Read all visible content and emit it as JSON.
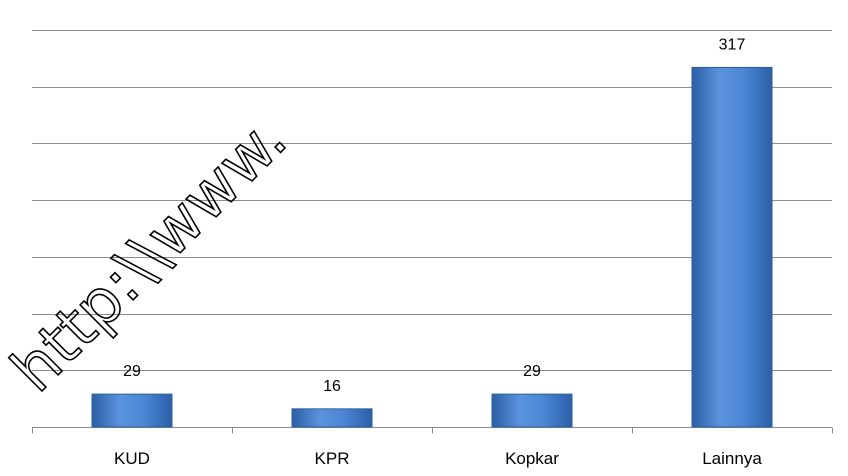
{
  "chart_data": {
    "type": "bar",
    "categories": [
      "KUD",
      "KPR",
      "Kopkar",
      "Lainnya"
    ],
    "values": [
      29,
      16,
      29,
      317
    ],
    "data_labels": [
      "29",
      "16",
      "29",
      "317"
    ],
    "title": "",
    "xlabel": "",
    "ylabel": "",
    "ylim": [
      0,
      350
    ],
    "grid": true,
    "legend": "none",
    "colors": {
      "bar": "#3c78c8",
      "bar_light": "#6a9fe0",
      "bar_dark": "#2b5fa6",
      "bar_edge": "#2d5f9e",
      "grid": "#8c8c8c",
      "axis": "#8c8c8c"
    }
  },
  "watermark": {
    "text": "http:\\\\www."
  }
}
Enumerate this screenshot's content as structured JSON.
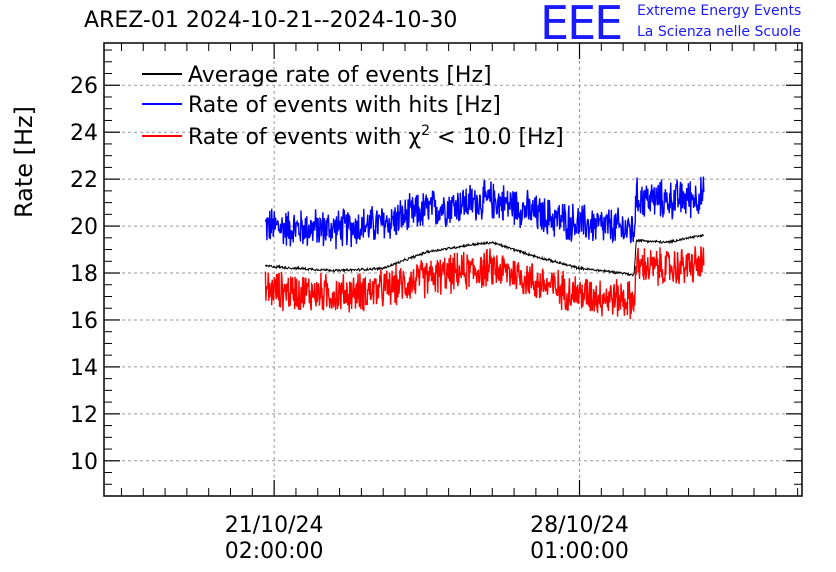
{
  "title": "AREZ-01 2024-10-21--2024-10-30",
  "logo": {
    "mark": "EEE",
    "line1": "Extreme Energy Events",
    "line2": "La Scienza nelle Scuole"
  },
  "chart_data": {
    "type": "line",
    "ylabel": "Rate [Hz]",
    "xlabel": "",
    "ylim": [
      8.5,
      27.8
    ],
    "yticks": [
      10,
      12,
      14,
      16,
      18,
      20,
      22,
      24,
      26
    ],
    "ytick_labels": [
      "10",
      "12",
      "14",
      "16",
      "18",
      "20",
      "22",
      "24",
      "26"
    ],
    "x_ticks": [
      {
        "day": 0.0,
        "date": "21/10/24",
        "time": "02:00:00"
      },
      {
        "day": 7.0,
        "date": "28/10/24",
        "time": "01:00:00"
      }
    ],
    "xlim": [
      -3.9,
      12.1
    ],
    "grid": true,
    "legend_position": "top-left",
    "x_unit": "days since 21/10/24 02:00:00",
    "series": [
      {
        "name": "Average rate of events [Hz]",
        "color": "#000000",
        "x": [
          -0.2,
          0.5,
          1.5,
          2.5,
          3.5,
          4.5,
          5.0,
          5.5,
          6.0,
          7.0,
          7.5,
          8.0,
          8.25,
          8.3,
          9.0,
          9.5,
          9.85
        ],
        "values": [
          18.3,
          18.2,
          18.1,
          18.2,
          18.9,
          19.2,
          19.3,
          19.0,
          18.7,
          18.2,
          18.1,
          18.0,
          17.9,
          19.4,
          19.3,
          19.5,
          19.6
        ]
      },
      {
        "name": "Rate of events with hits [Hz]",
        "color": "#0000ff",
        "x": [
          -0.2,
          0.5,
          1.5,
          2.5,
          3.5,
          4.5,
          5.0,
          5.5,
          6.0,
          7.0,
          7.5,
          8.0,
          8.25,
          8.3,
          9.0,
          9.5,
          9.85
        ],
        "values": [
          20.0,
          19.9,
          19.9,
          20.1,
          20.7,
          21.0,
          21.1,
          20.9,
          20.5,
          20.1,
          20.0,
          19.9,
          19.8,
          21.2,
          21.1,
          21.2,
          21.3
        ],
        "band": 0.75
      },
      {
        "name": "Rate of events with χ² < 10.0 [Hz]",
        "label_prefix": "Rate of events with ",
        "label_symbol": "χ",
        "label_sup": "2",
        "label_suffix": " < 10.0 [Hz]",
        "color": "#ff0000",
        "x": [
          -0.2,
          0.5,
          1.5,
          2.5,
          3.5,
          4.5,
          5.0,
          5.5,
          6.0,
          7.0,
          7.5,
          8.0,
          8.25,
          8.3,
          9.0,
          9.5,
          9.85
        ],
        "values": [
          17.3,
          17.2,
          17.1,
          17.3,
          17.8,
          18.1,
          18.2,
          18.0,
          17.6,
          17.1,
          17.0,
          16.9,
          16.8,
          18.3,
          18.2,
          18.3,
          18.4
        ],
        "band": 0.75
      }
    ]
  }
}
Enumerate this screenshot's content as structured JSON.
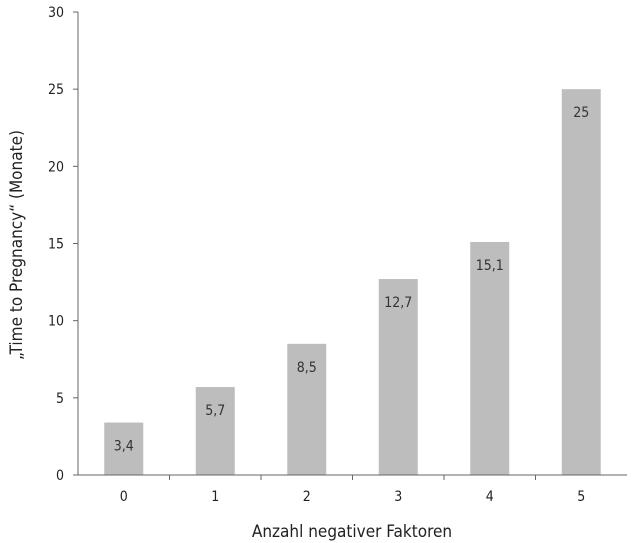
{
  "chart_data": {
    "type": "bar",
    "categories": [
      "0",
      "1",
      "2",
      "3",
      "4",
      "5"
    ],
    "values": [
      3.4,
      5.7,
      8.5,
      12.7,
      15.1,
      25
    ],
    "data_labels": [
      "3,4",
      "5,7",
      "8,5",
      "12,7",
      "15,1",
      "25"
    ],
    "title": "",
    "xlabel": "Anzahl negativer Faktoren",
    "ylabel": "„Time to Pregnancy“ (Monate)",
    "ylim": [
      0,
      30
    ],
    "yticks": [
      0,
      5,
      10,
      15,
      20,
      25,
      30
    ],
    "grid": false,
    "legend": "none",
    "bar_color": "#bdbdbd",
    "axis_color": "#666666"
  }
}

::::::

_Written instruction_. In the records above, find each line that holds the word "name"; copy all such lines.

_Exercise result_.
        "name": "Average rate of events [Hz]",
        "name": "Rate of events with hits [Hz]",
        "name": "Rate of events with χ² < 10.0 [Hz]",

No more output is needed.